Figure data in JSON
- - -
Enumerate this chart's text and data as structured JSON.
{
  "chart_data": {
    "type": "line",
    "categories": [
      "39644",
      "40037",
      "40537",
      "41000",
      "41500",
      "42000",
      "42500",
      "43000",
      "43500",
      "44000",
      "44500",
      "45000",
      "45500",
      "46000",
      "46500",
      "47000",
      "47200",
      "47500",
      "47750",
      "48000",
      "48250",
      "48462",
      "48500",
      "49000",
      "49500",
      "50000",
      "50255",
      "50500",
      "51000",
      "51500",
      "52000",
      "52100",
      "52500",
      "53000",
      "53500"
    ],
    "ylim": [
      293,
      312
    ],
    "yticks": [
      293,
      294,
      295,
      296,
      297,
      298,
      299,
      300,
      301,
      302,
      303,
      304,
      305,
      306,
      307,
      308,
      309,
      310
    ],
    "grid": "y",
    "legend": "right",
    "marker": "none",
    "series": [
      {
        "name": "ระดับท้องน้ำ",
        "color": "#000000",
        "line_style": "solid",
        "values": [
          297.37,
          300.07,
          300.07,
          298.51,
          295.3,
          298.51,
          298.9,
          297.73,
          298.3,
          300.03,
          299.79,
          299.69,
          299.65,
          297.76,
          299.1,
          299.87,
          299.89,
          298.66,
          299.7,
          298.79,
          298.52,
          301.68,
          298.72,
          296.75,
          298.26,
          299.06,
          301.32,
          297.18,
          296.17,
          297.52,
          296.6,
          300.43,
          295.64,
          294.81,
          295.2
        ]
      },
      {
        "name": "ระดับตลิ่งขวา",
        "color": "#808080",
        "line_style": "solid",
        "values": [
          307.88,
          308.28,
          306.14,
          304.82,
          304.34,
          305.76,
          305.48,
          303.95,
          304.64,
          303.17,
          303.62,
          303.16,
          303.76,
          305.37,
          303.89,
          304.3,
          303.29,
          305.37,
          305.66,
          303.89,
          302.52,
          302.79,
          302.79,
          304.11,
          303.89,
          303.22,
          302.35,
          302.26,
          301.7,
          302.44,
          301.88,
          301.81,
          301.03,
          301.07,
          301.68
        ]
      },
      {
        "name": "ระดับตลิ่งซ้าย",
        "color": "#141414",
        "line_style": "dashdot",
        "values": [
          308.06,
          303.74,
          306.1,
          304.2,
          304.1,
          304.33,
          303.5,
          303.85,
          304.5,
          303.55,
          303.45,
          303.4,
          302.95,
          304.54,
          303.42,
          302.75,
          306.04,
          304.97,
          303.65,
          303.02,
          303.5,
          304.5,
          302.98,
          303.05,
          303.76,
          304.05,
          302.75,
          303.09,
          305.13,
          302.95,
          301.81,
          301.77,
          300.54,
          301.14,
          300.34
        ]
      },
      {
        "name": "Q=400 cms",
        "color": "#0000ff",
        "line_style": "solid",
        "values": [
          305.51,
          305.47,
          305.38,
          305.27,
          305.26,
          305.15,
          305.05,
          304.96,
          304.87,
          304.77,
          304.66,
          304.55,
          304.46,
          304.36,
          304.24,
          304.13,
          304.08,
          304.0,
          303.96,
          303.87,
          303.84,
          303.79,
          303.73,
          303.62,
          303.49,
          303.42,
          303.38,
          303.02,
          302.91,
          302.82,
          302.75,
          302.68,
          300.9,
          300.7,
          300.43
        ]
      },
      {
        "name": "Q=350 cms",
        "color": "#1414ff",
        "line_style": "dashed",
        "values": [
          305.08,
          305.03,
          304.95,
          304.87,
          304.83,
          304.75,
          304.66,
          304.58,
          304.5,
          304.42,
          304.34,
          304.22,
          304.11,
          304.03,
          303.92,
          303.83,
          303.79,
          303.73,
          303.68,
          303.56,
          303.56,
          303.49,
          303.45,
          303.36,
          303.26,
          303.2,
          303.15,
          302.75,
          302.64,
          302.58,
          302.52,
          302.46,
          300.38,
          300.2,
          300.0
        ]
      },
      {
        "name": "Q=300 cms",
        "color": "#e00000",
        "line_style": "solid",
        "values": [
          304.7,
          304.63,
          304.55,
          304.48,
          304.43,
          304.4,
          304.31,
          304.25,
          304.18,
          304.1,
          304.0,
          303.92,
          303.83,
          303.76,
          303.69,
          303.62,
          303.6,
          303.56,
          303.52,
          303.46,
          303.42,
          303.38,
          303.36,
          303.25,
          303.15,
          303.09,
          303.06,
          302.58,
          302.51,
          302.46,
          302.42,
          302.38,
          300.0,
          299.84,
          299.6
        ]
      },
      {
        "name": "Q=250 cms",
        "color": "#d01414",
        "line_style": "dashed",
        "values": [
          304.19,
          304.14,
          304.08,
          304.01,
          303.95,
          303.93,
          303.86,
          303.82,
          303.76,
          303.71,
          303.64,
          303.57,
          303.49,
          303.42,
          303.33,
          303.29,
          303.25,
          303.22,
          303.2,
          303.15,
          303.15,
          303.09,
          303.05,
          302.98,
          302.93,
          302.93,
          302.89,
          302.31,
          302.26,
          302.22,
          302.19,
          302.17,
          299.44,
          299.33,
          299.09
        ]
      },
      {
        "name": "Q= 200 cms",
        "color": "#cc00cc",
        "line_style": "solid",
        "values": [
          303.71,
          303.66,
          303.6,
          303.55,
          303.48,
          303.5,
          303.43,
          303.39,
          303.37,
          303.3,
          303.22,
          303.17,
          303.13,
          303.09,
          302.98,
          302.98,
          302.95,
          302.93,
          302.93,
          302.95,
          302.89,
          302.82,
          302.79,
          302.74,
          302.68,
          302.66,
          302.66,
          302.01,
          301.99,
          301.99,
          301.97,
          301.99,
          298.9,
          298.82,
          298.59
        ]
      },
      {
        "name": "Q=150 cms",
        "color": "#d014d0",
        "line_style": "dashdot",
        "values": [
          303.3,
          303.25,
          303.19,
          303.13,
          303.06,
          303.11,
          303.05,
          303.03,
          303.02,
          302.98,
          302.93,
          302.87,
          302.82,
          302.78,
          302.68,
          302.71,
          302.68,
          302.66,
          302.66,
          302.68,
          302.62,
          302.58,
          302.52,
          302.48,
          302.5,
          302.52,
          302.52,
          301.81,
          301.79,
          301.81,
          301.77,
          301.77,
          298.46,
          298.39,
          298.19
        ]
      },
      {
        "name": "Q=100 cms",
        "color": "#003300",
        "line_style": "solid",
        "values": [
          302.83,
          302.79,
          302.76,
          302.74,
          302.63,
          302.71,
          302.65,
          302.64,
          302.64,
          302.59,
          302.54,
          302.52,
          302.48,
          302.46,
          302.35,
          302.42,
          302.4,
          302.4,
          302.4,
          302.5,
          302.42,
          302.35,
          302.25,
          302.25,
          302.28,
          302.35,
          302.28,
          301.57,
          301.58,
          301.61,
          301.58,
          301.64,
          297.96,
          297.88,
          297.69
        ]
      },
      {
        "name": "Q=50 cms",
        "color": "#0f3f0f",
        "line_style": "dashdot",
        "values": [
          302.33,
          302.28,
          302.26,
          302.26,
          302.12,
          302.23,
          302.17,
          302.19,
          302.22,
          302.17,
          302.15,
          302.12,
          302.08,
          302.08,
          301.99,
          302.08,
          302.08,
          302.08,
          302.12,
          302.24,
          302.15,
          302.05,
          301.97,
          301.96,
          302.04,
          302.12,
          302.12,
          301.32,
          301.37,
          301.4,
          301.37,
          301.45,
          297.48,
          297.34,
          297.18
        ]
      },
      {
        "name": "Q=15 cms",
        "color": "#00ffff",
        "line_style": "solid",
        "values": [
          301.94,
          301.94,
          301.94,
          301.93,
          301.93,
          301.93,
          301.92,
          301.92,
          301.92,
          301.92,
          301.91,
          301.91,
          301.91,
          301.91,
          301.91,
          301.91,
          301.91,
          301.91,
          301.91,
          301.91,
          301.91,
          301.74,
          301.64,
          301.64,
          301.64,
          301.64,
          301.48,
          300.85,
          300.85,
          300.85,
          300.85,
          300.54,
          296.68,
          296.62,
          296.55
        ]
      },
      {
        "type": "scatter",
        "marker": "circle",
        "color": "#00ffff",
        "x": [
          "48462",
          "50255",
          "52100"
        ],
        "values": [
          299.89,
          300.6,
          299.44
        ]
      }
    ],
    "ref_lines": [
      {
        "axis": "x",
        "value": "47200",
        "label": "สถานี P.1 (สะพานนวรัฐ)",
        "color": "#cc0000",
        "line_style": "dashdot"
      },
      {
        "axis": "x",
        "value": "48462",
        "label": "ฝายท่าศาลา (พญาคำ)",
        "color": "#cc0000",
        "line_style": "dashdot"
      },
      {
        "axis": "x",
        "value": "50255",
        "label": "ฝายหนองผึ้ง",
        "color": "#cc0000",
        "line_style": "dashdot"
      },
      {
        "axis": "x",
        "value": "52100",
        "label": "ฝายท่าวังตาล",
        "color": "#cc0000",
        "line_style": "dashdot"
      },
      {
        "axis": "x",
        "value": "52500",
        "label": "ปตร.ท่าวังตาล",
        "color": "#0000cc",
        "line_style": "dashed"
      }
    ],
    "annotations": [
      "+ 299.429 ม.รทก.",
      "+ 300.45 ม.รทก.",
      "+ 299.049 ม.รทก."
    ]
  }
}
- - -
DESCRIPTION OF THE TASK — From the entries above, copy every line where the word "name" shows up.

FULL SOLUTION —
        "name": "ระดับท้องน้ำ",
        "name": "ระดับตลิ่งขวา",
        "name": "ระดับตลิ่งซ้าย",
        "name": "Q=400 cms",
        "name": "Q=350 cms",
        "name": "Q=300 cms",
        "name": "Q=250 cms",
        "name": "Q= 200 cms",
        "name": "Q=150 cms",
        "name": "Q=100 cms",
        "name": "Q=50 cms",
        "name": "Q=15 cms",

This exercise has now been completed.